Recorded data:
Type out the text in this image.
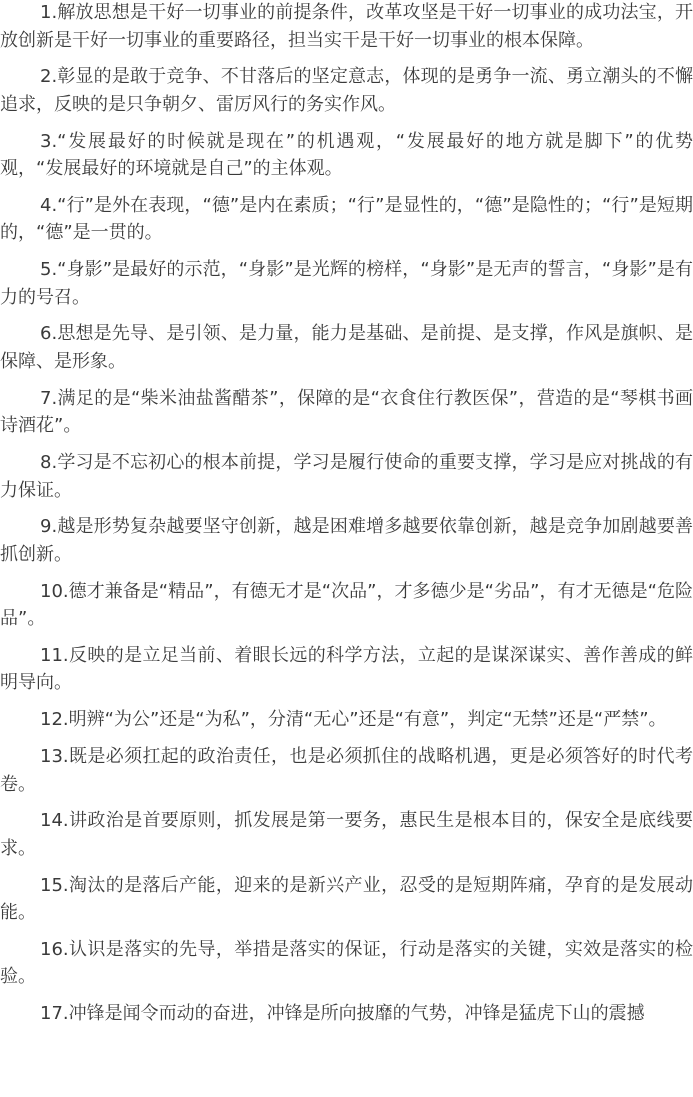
1.解放思想是干好一切事业的前提条件，改革攻坚是干好一切事业的成功法宝，开放创新是干好一切事业的重要路径，担当实干是干好一切事业的根本保障。

2.彰显的是敢于竞争、不甘落后的坚定意志，体现的是勇争一流、勇立潮头的不懈追求，反映的是只争朝夕、雷厉风行的务实作风。

3.“发展最好的时候就是现在”的机遇观，“发展最好的地方就是脚下”的优势观，“发展最好的环境就是自己”的主体观。

4.“行”是外在表现，“德”是内在素质；“行”是显性的，“德”是隐性的；“行”是短期的，“德”是一贯的。

5.“身影”是最好的示范，“身影”是光辉的榜样，“身影”是无声的誓言，“身影”是有力的号召。

6.思想是先导、是引领、是力量，能力是基础、是前提、是支撑，作风是旗帜、是保障、是形象。

7.满足的是“柴米油盐酱醋茶”，保障的是“衣食住行教医保”，营造的是“琴棋书画诗酒花”。

8.学习是不忘初心的根本前提，学习是履行使命的重要支撑，学习是应对挑战的有力保证。

9.越是形势复杂越要坚守创新，越是困难增多越要依靠创新，越是竞争加剧越要善抓创新。

10.德才兼备是“精品”，有德无才是“次品”，才多德少是“劣品”，有才无德是“危险品”。

11.反映的是立足当前、着眼长远的科学方法，立起的是谋深谋实、善作善成的鲜明导向。

12.明辨“为公”还是“为私”，分清“无心”还是“有意”，判定“无禁”还是“严禁”。

13.既是必须扛起的政治责任，也是必须抓住的战略机遇，更是必须答好的时代考卷。

14.讲政治是首要原则，抓发展是第一要务，惠民生是根本目的，保安全是底线要求。

15.淘汰的是落后产能，迎来的是新兴产业，忍受的是短期阵痛，孕育的是发展动能。

16.认识是落实的先导，举措是落实的保证，行动是落实的关键，实效是落实的检验。

17.冲锋是闻令而动的奋进，冲锋是所向披靡的气势，冲锋是猛虎下山的震撼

(WHAT IS REQUIRED):
Every line above should be returned exactly; the pictures stay out.

(OUTPUT FOR THIS TASK):
Type out the text in this image.
1.解放思想是干好一切事业的前提条件，改革攻坚是干好一切事业的成功法宝，开放创新是干好一切事业的重要路径，担当实干是干好一切事业的根本保障。

2.彰显的是敢于竞争、不甘落后的坚定意志，体现的是勇争一流、勇立潮头的不懈追求，反映的是只争朝夕、雷厉风行的务实作风。

3.“发展最好的时候就是现在”的机遇观，“发展最好的地方就是脚下”的优势观，“发展最好的环境就是自己”的主体观。

4.“行”是外在表现，“德”是内在素质；“行”是显性的，“德”是隐性的；“行”是短期的，“德”是一贯的。

5.“身影”是最好的示范，“身影”是光辉的榜样，“身影”是无声的誓言，“身影”是有力的号召。

6.思想是先导、是引领、是力量，能力是基础、是前提、是支撑，作风是旗帜、是保障、是形象。

7.满足的是“柴米油盐酱醋茶”，保障的是“衣食住行教医保”，营造的是“琴棋书画诗酒花”。

8.学习是不忘初心的根本前提，学习是履行使命的重要支撑，学习是应对挑战的有力保证。

9.越是形势复杂越要坚守创新，越是困难增多越要依靠创新，越是竞争加剧越要善抓创新。

10.德才兼备是“精品”，有德无才是“次品”，才多德少是“劣品”，有才无德是“危险品”。

11.反映的是立足当前、着眼长远的科学方法，立起的是谋深谋实、善作善成的鲜明导向。

12.明辨“为公”还是“为私”，分清“无心”还是“有意”，判定“无禁”还是“严禁”。

13.既是必须扛起的政治责任，也是必须抓住的战略机遇，更是必须答好的时代考卷。

14.讲政治是首要原则，抓发展是第一要务，惠民生是根本目的，保安全是底线要求。

15.淘汰的是落后产能，迎来的是新兴产业，忍受的是短期阵痛，孕育的是发展动能。

16.认识是落实的先导，举措是落实的保证，行动是落实的关键，实效是落实的检验。

17.冲锋是闻令而动的奋进，冲锋是所向披靡的气势，冲锋是猛虎下山的震撼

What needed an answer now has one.